### What is needed
The exercise asks you to copy every line below in which "content" appears.

### Material
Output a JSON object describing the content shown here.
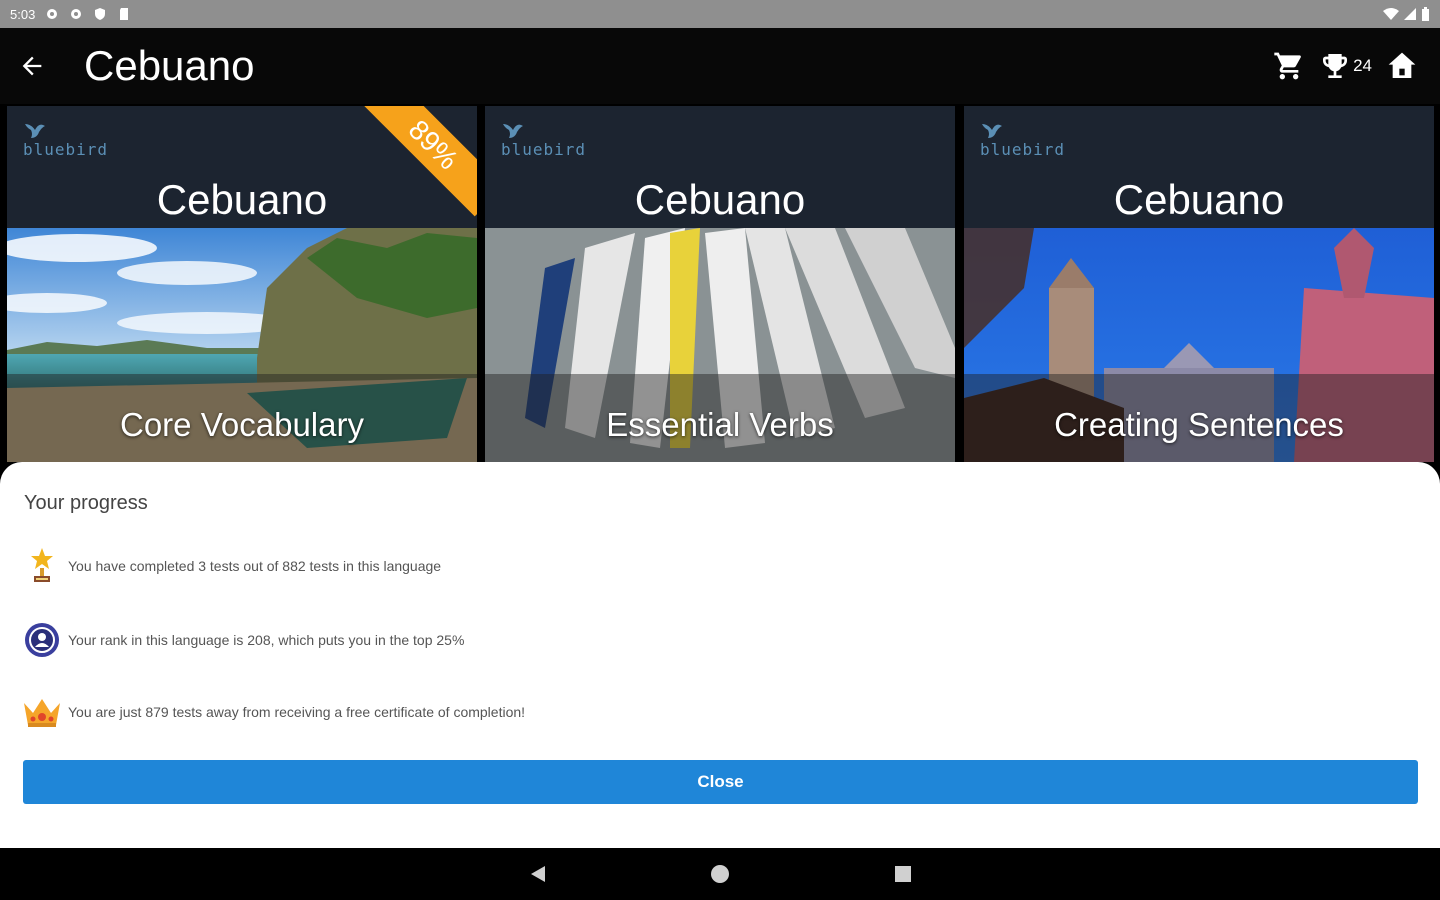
{
  "status_bar": {
    "time": "5:03",
    "left_icons": [
      "settings-icon",
      "settings-icon",
      "shield-icon",
      "sd-card-icon"
    ],
    "right_icons": [
      "wifi-icon",
      "signal-icon",
      "battery-icon"
    ]
  },
  "app_bar": {
    "title": "Cebuano",
    "trophy_count": "24",
    "icons": [
      "back-arrow-icon",
      "cart-icon",
      "trophy-icon",
      "home-icon"
    ]
  },
  "cards": [
    {
      "brand": "bluebird",
      "language": "Cebuano",
      "subtitle": "Core Vocabulary",
      "badge": "89%"
    },
    {
      "brand": "bluebird",
      "language": "Cebuano",
      "subtitle": "Essential Verbs"
    },
    {
      "brand": "bluebird",
      "language": "Cebuano",
      "subtitle": "Creating Sentences"
    }
  ],
  "progress": {
    "heading": "Your progress",
    "items": [
      {
        "icon": "trophy-star-icon",
        "text": "You have completed 3 tests out of 882 tests in this language"
      },
      {
        "icon": "rank-medal-icon",
        "text": "Your rank in this language is 208, which puts you in the top 25%"
      },
      {
        "icon": "crown-icon",
        "text": "You are just 879 tests away from receiving a free certificate of completion!"
      }
    ],
    "close_label": "Close"
  },
  "nav_bar": {
    "icons": [
      "nav-back-icon",
      "nav-home-icon",
      "nav-recents-icon"
    ]
  },
  "colors": {
    "accent": "#1f86d8",
    "ribbon": "#f6a21b",
    "card_header": "#1c2430"
  }
}
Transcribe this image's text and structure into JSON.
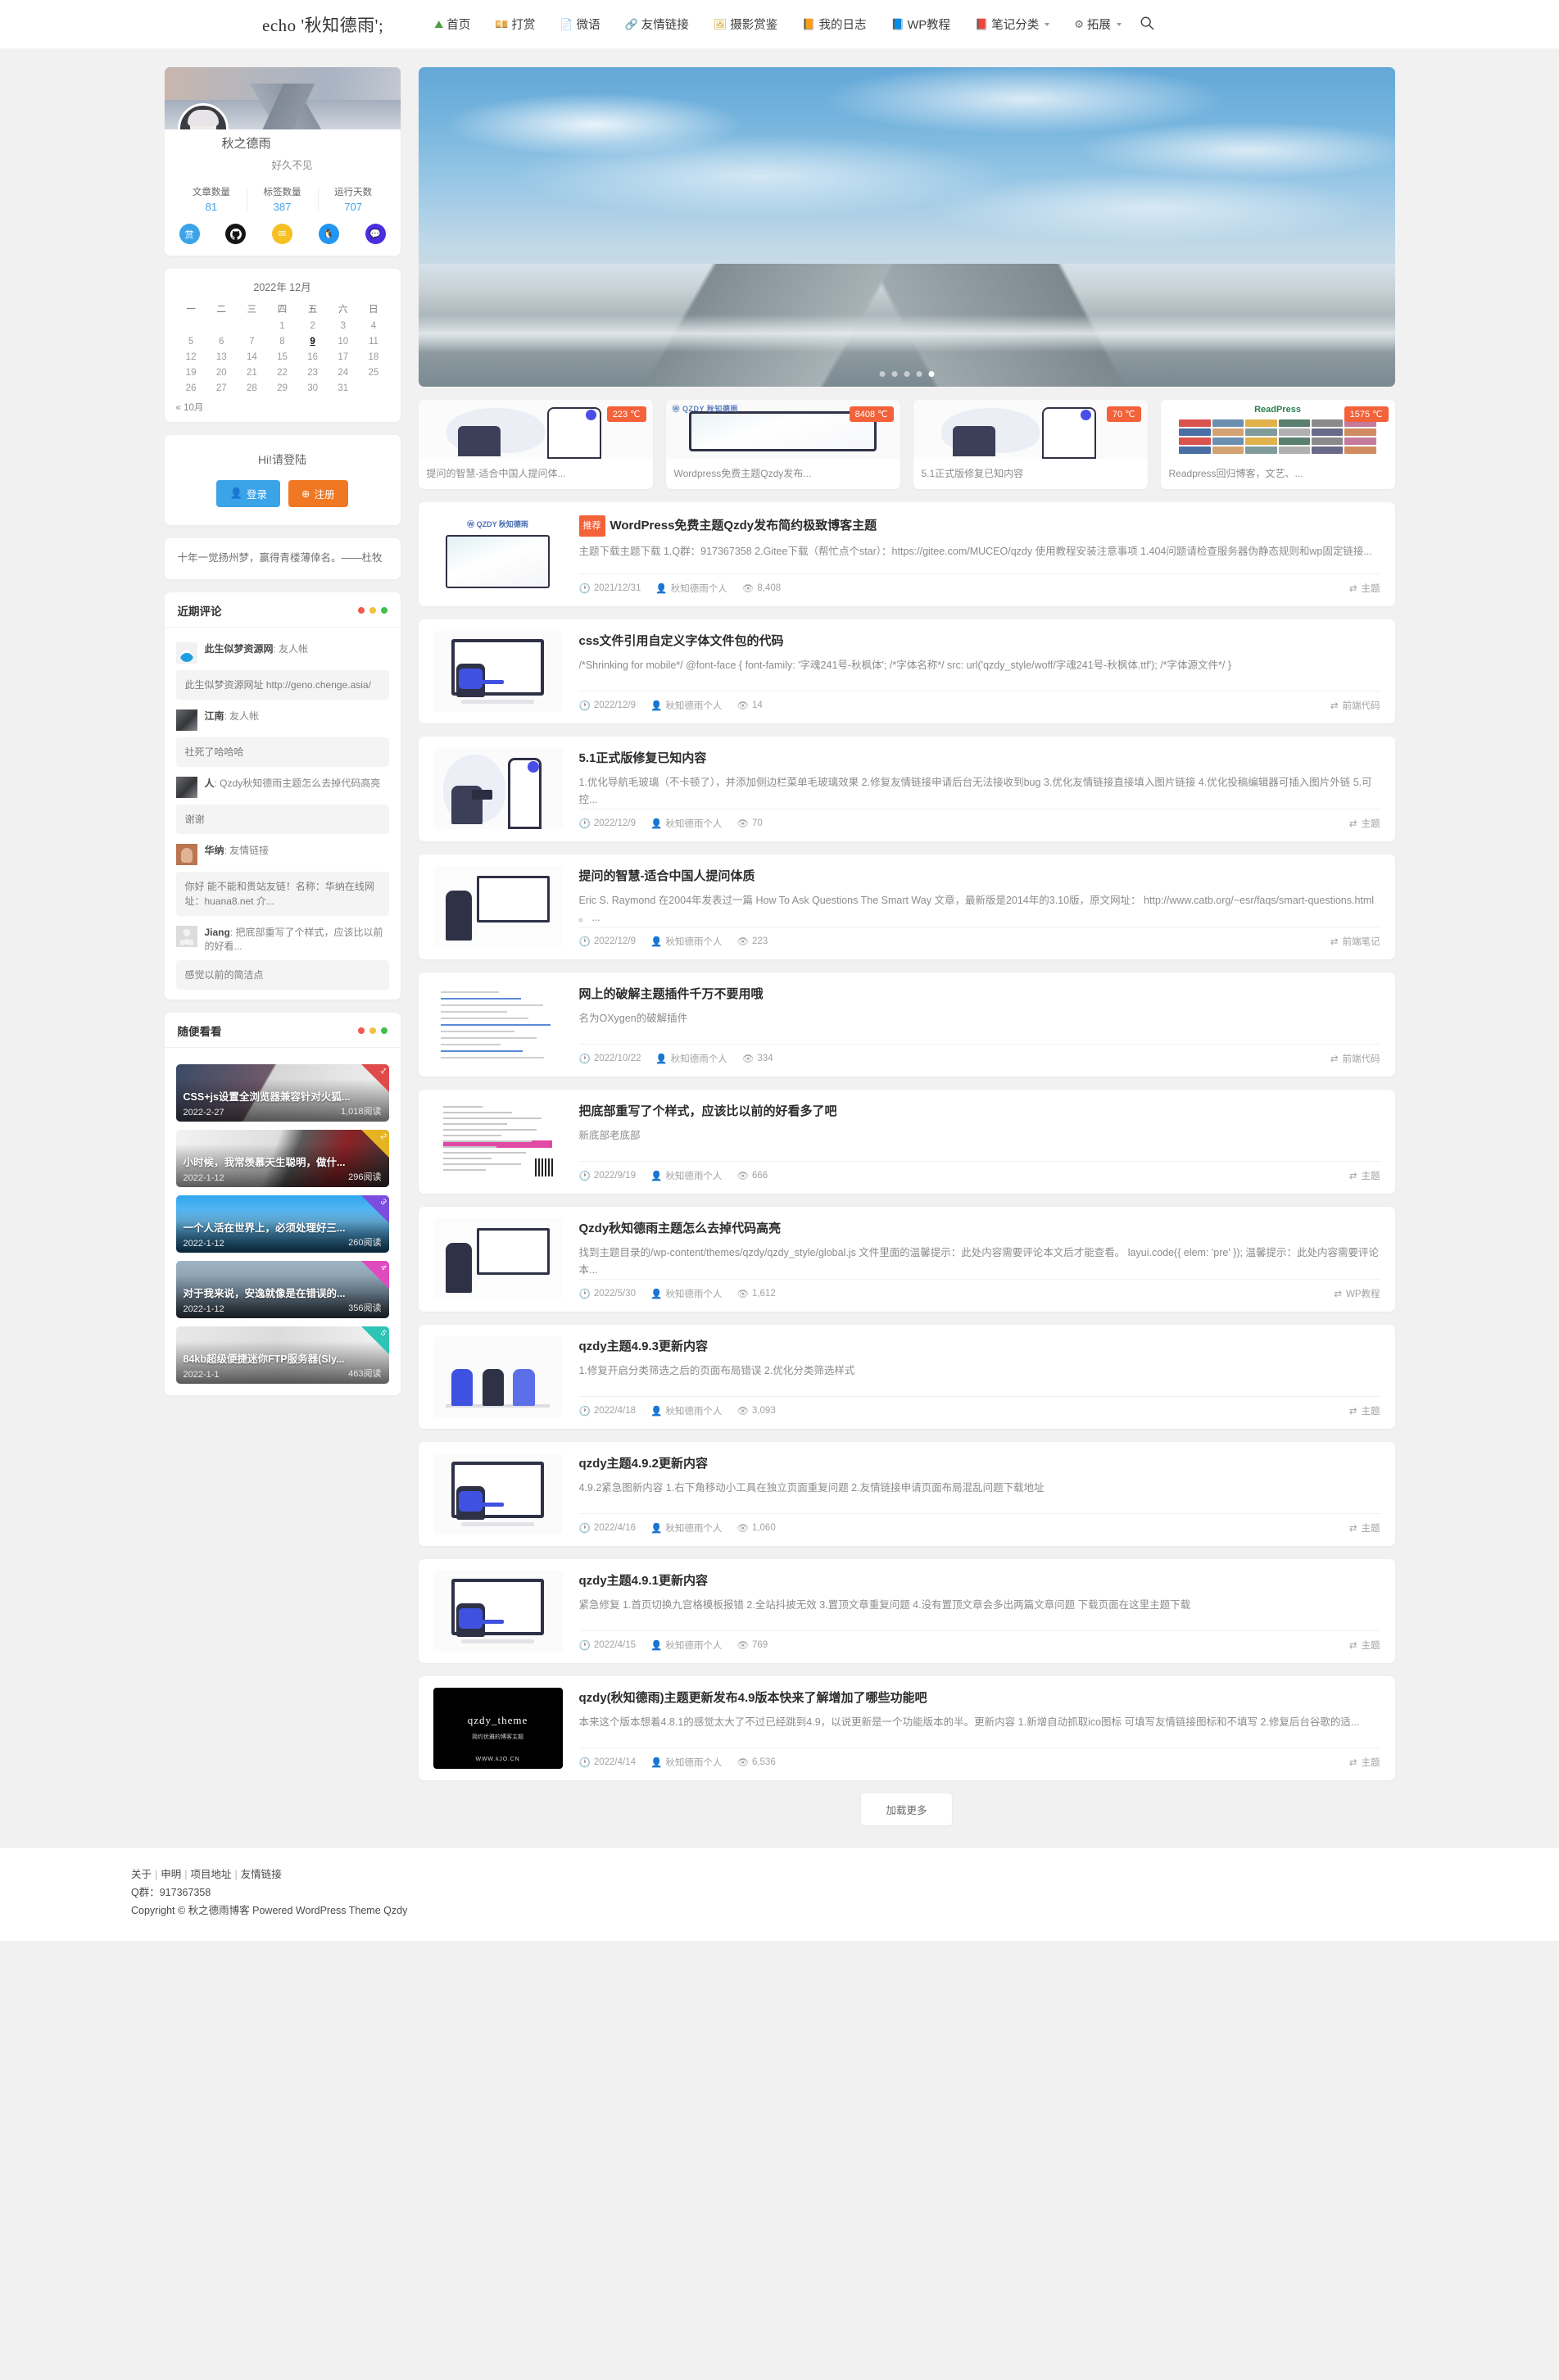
{
  "header": {
    "brand": "echo '秋知德雨';",
    "nav": [
      {
        "label": "首页",
        "icon": "mountain-icon",
        "glyph": "⛰",
        "color": "#4a9c3e",
        "caret": false
      },
      {
        "label": "打赏",
        "icon": "money-icon",
        "glyph": "💴",
        "color": "#7fa36a",
        "caret": false
      },
      {
        "label": "微语",
        "icon": "note-icon",
        "glyph": "📄",
        "color": "#8fa8c8",
        "caret": false
      },
      {
        "label": "友情链接",
        "icon": "link-icon",
        "glyph": "🔗",
        "color": "#3a3a3a",
        "caret": false
      },
      {
        "label": "摄影赏鉴",
        "icon": "photo-icon",
        "glyph": "🖼",
        "color": "#c9a227",
        "caret": false
      },
      {
        "label": "我的日志",
        "icon": "diary-icon",
        "glyph": "📙",
        "color": "#e0943a",
        "caret": false
      },
      {
        "label": "WP教程",
        "icon": "book-icon",
        "glyph": "📘",
        "color": "#2f7fd0",
        "caret": false
      },
      {
        "label": "笔记分类",
        "icon": "notebook-icon",
        "glyph": "📕",
        "color": "#d0342c",
        "caret": true
      },
      {
        "label": "拓展",
        "icon": "gear-icon",
        "glyph": "⚙",
        "color": "#6a6a6a",
        "caret": true
      }
    ],
    "search_label": "搜索"
  },
  "profile": {
    "name": "秋之德雨",
    "description": "好久不见",
    "stats": [
      {
        "label": "文章数量",
        "value": "81"
      },
      {
        "label": "标签数量",
        "value": "387"
      },
      {
        "label": "运行天数",
        "value": "707"
      }
    ],
    "socials": [
      {
        "name": "reward-icon",
        "glyph": "赏",
        "color": "#3ba3e8"
      },
      {
        "name": "github-icon",
        "glyph": "",
        "color": "#151515"
      },
      {
        "name": "email-icon",
        "glyph": "✉",
        "color": "#f5c022"
      },
      {
        "name": "qq-icon",
        "glyph": "🐧",
        "color": "#2196f3"
      },
      {
        "name": "wechat-icon",
        "glyph": "💬",
        "color": "#4b2ee0"
      }
    ]
  },
  "calendar": {
    "caption": "2022年 12月",
    "weekdays": [
      "一",
      "二",
      "三",
      "四",
      "五",
      "六",
      "日"
    ],
    "weeks": [
      [
        "",
        "",
        "",
        "1",
        "2",
        "3",
        "4"
      ],
      [
        "5",
        "6",
        "7",
        "8",
        "9",
        "10",
        "11"
      ],
      [
        "12",
        "13",
        "14",
        "15",
        "16",
        "17",
        "18"
      ],
      [
        "19",
        "20",
        "21",
        "22",
        "23",
        "24",
        "25"
      ],
      [
        "26",
        "27",
        "28",
        "29",
        "30",
        "31",
        ""
      ]
    ],
    "today": "9",
    "prev_label": "« 10月"
  },
  "login": {
    "title": "Hi!请登陆",
    "login_label": "登录",
    "register_label": "注册"
  },
  "quote": {
    "text": "十年一觉扬州梦，赢得青楼薄倖名。——杜牧"
  },
  "comments_widget": {
    "title": "近期评论",
    "items": [
      {
        "avatar": "av-doraemon",
        "author": "此生似梦资源网",
        "post": "友人帐",
        "body": "此生似梦资源网址 http://geno.chenge.asia/"
      },
      {
        "avatar": "av-dark",
        "author": "江南",
        "post": "友人帐",
        "body": "社死了哈哈哈"
      },
      {
        "avatar": "av-dark",
        "author": "人",
        "post": "Qzdy秋知德雨主题怎么去掉代码高亮",
        "body": "谢谢"
      },
      {
        "avatar": "av-man",
        "author": "华纳",
        "post": "友情链接",
        "body": "你好 能不能和贵站友链！名称：华纳在线网址：huana8.net 介..."
      },
      {
        "avatar": "av-anon",
        "author": "Jiang",
        "post": "把底部重写了个样式，应该比以前的好看...",
        "body": "感觉以前的简洁点"
      }
    ]
  },
  "randoms_widget": {
    "title": "随便看看",
    "items": [
      {
        "rank": "1",
        "title": "CSS+js设置全浏览器兼容针对火狐...",
        "date": "2022-2-27",
        "views": "1,018阅读",
        "corner": "#e04a4a",
        "bg": "linear-gradient(120deg,#3a4a66 0%,#6f5a6a 40%,#d6d6d6 41%,#f4f4f4 100%)"
      },
      {
        "rank": "2",
        "title": "小时候，我常羡慕天生聪明，做什...",
        "date": "2022-1-12",
        "views": "296阅读",
        "corner": "#e6b422",
        "bg": "linear-gradient(110deg,#f2f2f2 0%,#dedede 45%,#5a5a5a 55%,#8b2226 75%,#3a3a3a 100%)"
      },
      {
        "rank": "3",
        "title": "一个人活在世界上，必须处理好三...",
        "date": "2022-1-12",
        "views": "260阅读",
        "corner": "#7b4de0",
        "bg": "linear-gradient(to bottom,#2fa6ef 0%,#6fc3f5 45%,#1a5f8e 100%)"
      },
      {
        "rank": "4",
        "title": "对于我来说，安逸就像是在错误的...",
        "date": "2022-1-12",
        "views": "356阅读",
        "corner": "#e04ac0",
        "bg": "linear-gradient(to bottom,#9fb4c4 0%,#7e95a8 55%,#3e4a55 100%)"
      },
      {
        "rank": "5",
        "title": "84kb超级便捷迷你FTP服务器(Sly...",
        "date": "2022-1-1",
        "views": "463阅读",
        "corner": "#2ec4b6",
        "bg": "linear-gradient(to right,#e8e8e8 0%,#dcdcdc 48%,#f2f2f2 100%)"
      }
    ]
  },
  "hero": {
    "slides_count": 5,
    "active_slide": 5
  },
  "hot_cards": [
    {
      "badge": "223 ℃",
      "title": "提问的智慧-适合中国人提问体...",
      "thumb": "photographer"
    },
    {
      "badge": "8408 ℃",
      "title": "Wordpress免费主题Qzdy发布...",
      "thumb": "wordpress"
    },
    {
      "badge": "70 ℃",
      "title": "5.1正式版修复已知内容",
      "thumb": "photographer"
    },
    {
      "badge": "1575 ℃",
      "title": "Readpress回归博客，文艺、...",
      "thumb": "readpress"
    }
  ],
  "posts": [
    {
      "tag": "推荐",
      "title": "WordPress免费主题Qzdy发布简约极致博客主题",
      "excerpt": "主题下载主题下载 1.Q群：917367358 2.Gitee下载（帮忙点个star）：https://gitee.com/MUCEO/qzdy 使用教程安装注意事项 1.404问题请检查服务器伪静态规则和wp固定链接...",
      "date": "2021/12/31",
      "author": "秋知德雨个人",
      "views": "8,408",
      "category": "主题",
      "thumb": "wp-banner"
    },
    {
      "tag": "",
      "title": "css文件引用自定义字体文件包的代码",
      "excerpt": "/*Shrinking for mobile*/ @font-face { font-family: '字魂241号-秋枫体'; /*字体名称*/ src: url('qzdy_style/woff/字魂241号-秋枫体.ttf'); /*字体源文件*/ }",
      "date": "2022/12/9",
      "author": "秋知德雨个人",
      "views": "14",
      "category": "前端代码",
      "thumb": "monitor"
    },
    {
      "tag": "",
      "title": "5.1正式版修复已知内容",
      "excerpt": "1.优化导航毛玻璃（不卡顿了），并添加侧边栏菜单毛玻璃效果 2.修复友情链接申请后台无法接收到bug 3.优化友情链接直接填入图片链接 4.优化投稿编辑器可插入图片外链 5.可控...",
      "date": "2022/12/9",
      "author": "秋知德雨个人",
      "views": "70",
      "category": "主题",
      "thumb": "photographer"
    },
    {
      "tag": "",
      "title": "提问的智慧-适合中国人提问体质",
      "excerpt": "Eric S. Raymond 在2004年发表过一篇 How To Ask Questions The Smart Way 文章，最新版是2014年的3.10版，原文网址： http://www.catb.org/~esr/faqs/smart-questions.html 。 ...",
      "date": "2022/12/9",
      "author": "秋知德雨个人",
      "views": "223",
      "category": "前端笔记",
      "thumb": "easel"
    },
    {
      "tag": "",
      "title": "网上的破解主题插件千万不要用哦",
      "excerpt": "名为OXygen的破解插件",
      "date": "2022/10/22",
      "author": "秋知德雨个人",
      "views": "334",
      "category": "前端代码",
      "thumb": "webpage"
    },
    {
      "tag": "",
      "title": "把底部重写了个样式，应该比以前的好看多了吧",
      "excerpt": "新底部老底部",
      "date": "2022/9/19",
      "author": "秋知德雨个人",
      "views": "666",
      "category": "主题",
      "thumb": "doc"
    },
    {
      "tag": "",
      "title": "Qzdy秋知德雨主题怎么去掉代码高亮",
      "excerpt": "找到主题目录的/wp-content/themes/qzdy/qzdy_style/global.js 文件里面的温馨提示：此处内容需要评论本文后才能查看。 layui.code({ elem: 'pre' }); 温馨提示：此处内容需要评论本...",
      "date": "2022/5/30",
      "author": "秋知德雨个人",
      "views": "1,612",
      "category": "WP教程",
      "thumb": "easel"
    },
    {
      "tag": "",
      "title": "qzdy主题4.9.3更新内容",
      "excerpt": "1.修复开启分类筛选之后的页面布局错误 2.优化分类筛选样式",
      "date": "2022/4/18",
      "author": "秋知德雨个人",
      "views": "3,093",
      "category": "主题",
      "thumb": "team"
    },
    {
      "tag": "",
      "title": "qzdy主题4.9.2更新内容",
      "excerpt": "4.9.2紧急图新内容 1.右下角移动小工具在独立页面重复问题 2.友情链接申请页面布局混乱问题下载地址",
      "date": "2022/4/16",
      "author": "秋知德雨个人",
      "views": "1,060",
      "category": "主题",
      "thumb": "monitor"
    },
    {
      "tag": "",
      "title": "qzdy主题4.9.1更新内容",
      "excerpt": "紧急修复 1.首页切换九宫格模板报错 2.全站抖披无效 3.置顶文章重复问题 4.没有置顶文章会多出两篇文章问题 下载页面在这里主题下载",
      "date": "2022/4/15",
      "author": "秋知德雨个人",
      "views": "769",
      "category": "主题",
      "thumb": "monitor"
    },
    {
      "tag": "",
      "title": "qzdy(秋知德雨)主题更新发布4.9版本快来了解增加了哪些功能吧",
      "excerpt": "本来这个版本想着4.8.1的感觉太大了不过已经跳到4.9，以说更新是一个功能版本的半。更新内容 1.新增自动抓取ico图标 可填写友情链接图标和不填写 2.修复后台谷歌的适...",
      "date": "2022/4/14",
      "author": "秋知德雨个人",
      "views": "6,536",
      "category": "主题",
      "thumb": "qzdy-dark"
    }
  ],
  "loadmore": {
    "label": "加载更多"
  },
  "footer": {
    "links": [
      "关于",
      "申明",
      "项目地址",
      "友情链接"
    ],
    "qq_line": "Q群：917367358",
    "copyright": "Copyright © 秋之德雨博客 Powered WordPress Theme Qzdy"
  }
}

### Written answer
Output a JSON object describing the content shown here.
      "excerpt": "找到主题目录的/wp-content/themes/qzdy/qzdy_style/global.js 文件里面的温馨提示：此处内容需要评论本文后才能查看。 layui.code({ elem: 'pre' }); 温馨提示：此处内容需要评论本...",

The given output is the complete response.